* WHAT YOU WILL DO
Can you reproduce the data beneath, keeping every line exact?

## START MATERIAL TO PROCESS

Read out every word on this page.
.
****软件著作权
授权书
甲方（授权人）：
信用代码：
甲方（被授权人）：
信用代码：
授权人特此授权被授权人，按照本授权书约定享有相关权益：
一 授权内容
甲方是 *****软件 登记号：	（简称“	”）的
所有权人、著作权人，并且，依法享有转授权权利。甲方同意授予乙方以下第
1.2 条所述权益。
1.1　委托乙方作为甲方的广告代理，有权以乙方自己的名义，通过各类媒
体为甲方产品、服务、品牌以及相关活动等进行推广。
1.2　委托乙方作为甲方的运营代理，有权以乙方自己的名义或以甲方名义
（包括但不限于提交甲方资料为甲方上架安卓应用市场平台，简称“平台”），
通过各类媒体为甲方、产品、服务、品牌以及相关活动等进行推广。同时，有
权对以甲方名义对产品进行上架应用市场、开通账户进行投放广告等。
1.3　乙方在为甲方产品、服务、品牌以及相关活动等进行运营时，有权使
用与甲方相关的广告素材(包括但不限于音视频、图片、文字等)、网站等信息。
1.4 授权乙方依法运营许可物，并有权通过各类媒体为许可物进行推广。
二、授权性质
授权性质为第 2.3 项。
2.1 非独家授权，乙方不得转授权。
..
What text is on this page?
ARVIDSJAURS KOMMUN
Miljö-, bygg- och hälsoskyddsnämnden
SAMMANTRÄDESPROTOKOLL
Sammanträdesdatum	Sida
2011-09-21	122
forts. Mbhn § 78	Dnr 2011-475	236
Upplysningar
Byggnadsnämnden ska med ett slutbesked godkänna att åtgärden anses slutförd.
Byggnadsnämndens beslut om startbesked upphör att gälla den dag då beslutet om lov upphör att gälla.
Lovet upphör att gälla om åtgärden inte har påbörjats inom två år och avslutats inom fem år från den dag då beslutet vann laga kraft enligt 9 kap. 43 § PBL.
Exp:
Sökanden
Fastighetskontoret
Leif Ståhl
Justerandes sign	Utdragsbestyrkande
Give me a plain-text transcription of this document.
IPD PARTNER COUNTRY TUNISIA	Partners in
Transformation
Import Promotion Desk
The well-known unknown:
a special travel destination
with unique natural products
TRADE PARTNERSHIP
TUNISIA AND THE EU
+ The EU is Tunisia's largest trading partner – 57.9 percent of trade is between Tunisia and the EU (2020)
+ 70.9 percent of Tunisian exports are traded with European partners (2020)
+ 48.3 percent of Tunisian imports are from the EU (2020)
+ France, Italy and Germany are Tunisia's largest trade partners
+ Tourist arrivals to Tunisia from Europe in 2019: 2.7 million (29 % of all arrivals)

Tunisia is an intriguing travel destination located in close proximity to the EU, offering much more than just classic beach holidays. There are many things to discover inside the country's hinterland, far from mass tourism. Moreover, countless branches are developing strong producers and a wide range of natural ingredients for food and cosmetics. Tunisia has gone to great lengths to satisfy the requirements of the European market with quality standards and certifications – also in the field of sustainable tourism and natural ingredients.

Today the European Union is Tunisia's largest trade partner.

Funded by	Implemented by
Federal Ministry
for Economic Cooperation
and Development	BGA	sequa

## END MATERIAL TO PROCESS

* THE REPLY
Read out every word on this page.
.
****软件著作权
授权书
甲方（授权人）：
信用代码：
甲方（被授权人）：
信用代码：
授权人特此授权被授权人，按照本授权书约定享有相关权益：
一 授权内容
甲方是 *****软件 登记号：	（简称“	”）的
所有权人、著作权人，并且，依法享有转授权权利。甲方同意授予乙方以下第
1.2 条所述权益。
1.1　委托乙方作为甲方的广告代理，有权以乙方自己的名义，通过各类媒
体为甲方产品、服务、品牌以及相关活动等进行推广。
1.2　委托乙方作为甲方的运营代理，有权以乙方自己的名义或以甲方名义
（包括但不限于提交甲方资料为甲方上架安卓应用市场平台，简称“平台”），
通过各类媒体为甲方、产品、服务、品牌以及相关活动等进行推广。同时，有
权对以甲方名义对产品进行上架应用市场、开通账户进行投放广告等。
1.3　乙方在为甲方产品、服务、品牌以及相关活动等进行运营时，有权使
用与甲方相关的广告素材(包括但不限于音视频、图片、文字等)、网站等信息。
1.4 授权乙方依法运营许可物，并有权通过各类媒体为许可物进行推广。
二、授权性质
授权性质为第 2.3 项。
2.1 非独家授权，乙方不得转授权。
..
What text is on this page?
ARVIDSJAURS KOMMUN
Miljö-, bygg- och hälsoskyddsnämnden
SAMMANTRÄDESPROTOKOLL
Sammanträdesdatum	Sida
2011-09-21	122
forts. Mbhn § 78	Dnr 2011-475	236
Upplysningar
Byggnadsnämnden ska med ett slutbesked godkänna att åtgärden anses slutförd.
Byggnadsnämndens beslut om startbesked upphör att gälla den dag då beslutet om lov upphör att gälla.
Lovet upphör att gälla om åtgärden inte har påbörjats inom två år och avslutats inom fem år från den dag då beslutet vann laga kraft enligt 9 kap. 43 § PBL.
Exp:
Sökanden
Fastighetskontoret
Leif Ståhl
Justerandes sign	Utdragsbestyrkande
Give me a plain-text transcription of this document.
IPD PARTNER COUNTRY TUNISIA	Partners in
Transformation
Import Promotion Desk
The well-known unknown:
a special travel destination
with unique natural products
TRADE PARTNERSHIP
TUNISIA AND THE EU
+ The EU is Tunisia's largest trading partner – 57.9 percent of trade is between Tunisia and the EU (2020)
+ 70.9 percent of Tunisian exports are traded with European partners (2020)
+ 48.3 percent of Tunisian imports are from the EU (2020)
+ France, Italy and Germany are Tunisia's largest trade partners
+ Tourist arrivals to Tunisia from Europe in 2019: 2.7 million (29 % of all arrivals)

Tunisia is an intriguing travel destination located in close proximity to the EU, offering much more than just classic beach holidays. There are many things to discover inside the country's hinterland, far from mass tourism. Moreover, countless branches are developing strong producers and a wide range of natural ingredients for food and cosmetics. Tunisia has gone to great lengths to satisfy the requirements of the European market with quality standards and certifications – also in the field of sustainable tourism and natural ingredients.

Today the European Union is Tunisia's largest trade partner.

Funded by	Implemented by
Federal Ministry
for Economic Cooperation
and Development	BGA	sequa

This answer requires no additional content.